--- Start of RECORD SET ---

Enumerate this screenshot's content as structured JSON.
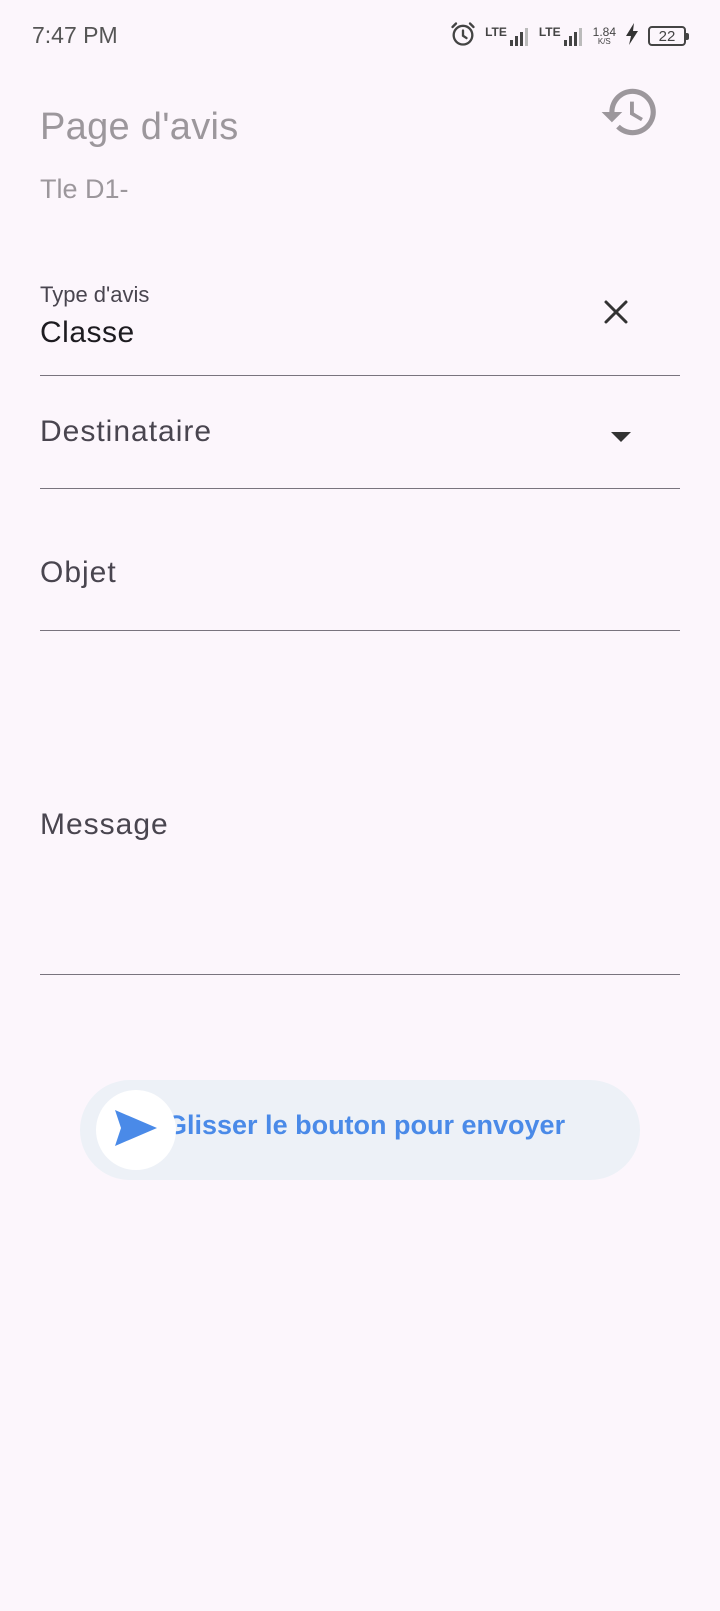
{
  "status_bar": {
    "time": "7:47 PM",
    "network_1": "LTE",
    "network_2": "LTE",
    "speed_value": "1.84",
    "speed_unit": "K/S",
    "battery": "22",
    "icons": [
      "alarm-icon",
      "lte-signal-icon",
      "lte-signal-icon",
      "charging-icon",
      "battery-icon"
    ]
  },
  "header": {
    "title": "Page d'avis",
    "subtitle": "Tle D1-",
    "history_icon": "history-icon"
  },
  "form": {
    "type_avis": {
      "label": "Type d'avis",
      "value": "Classe",
      "clear_icon": "close-icon"
    },
    "destinataire": {
      "placeholder": "Destinataire",
      "icon": "dropdown-arrow-icon"
    },
    "objet": {
      "placeholder": "Objet"
    },
    "message": {
      "placeholder": "Message"
    }
  },
  "send_slider": {
    "label": "Glisser le bouton pour envoyer",
    "icon": "send-icon",
    "accent": "#4a8ae8",
    "progress": 0
  },
  "colors": {
    "background": "#fcf6fc",
    "accent": "#4a8ae8",
    "muted_text": "#9c979c"
  }
}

--- End of RECORD SET ---

> GIVEN INSTRUCTION
Your copy should repeat each entry above exactly but contain no pictures.

> ANSWER TO THIS PROBLEM
Enumerate this screenshot's content as structured JSON.
{
  "status_bar": {
    "time": "7:47 PM",
    "network_1": "LTE",
    "network_2": "LTE",
    "speed_value": "1.84",
    "speed_unit": "K/S",
    "battery": "22",
    "icons": [
      "alarm-icon",
      "lte-signal-icon",
      "lte-signal-icon",
      "charging-icon",
      "battery-icon"
    ]
  },
  "header": {
    "title": "Page d'avis",
    "subtitle": "Tle D1-",
    "history_icon": "history-icon"
  },
  "form": {
    "type_avis": {
      "label": "Type d'avis",
      "value": "Classe",
      "clear_icon": "close-icon"
    },
    "destinataire": {
      "placeholder": "Destinataire",
      "icon": "dropdown-arrow-icon"
    },
    "objet": {
      "placeholder": "Objet"
    },
    "message": {
      "placeholder": "Message"
    }
  },
  "send_slider": {
    "label": "Glisser le bouton pour envoyer",
    "icon": "send-icon",
    "accent": "#4a8ae8",
    "progress": 0
  },
  "colors": {
    "background": "#fcf6fc",
    "accent": "#4a8ae8",
    "muted_text": "#9c979c"
  }
}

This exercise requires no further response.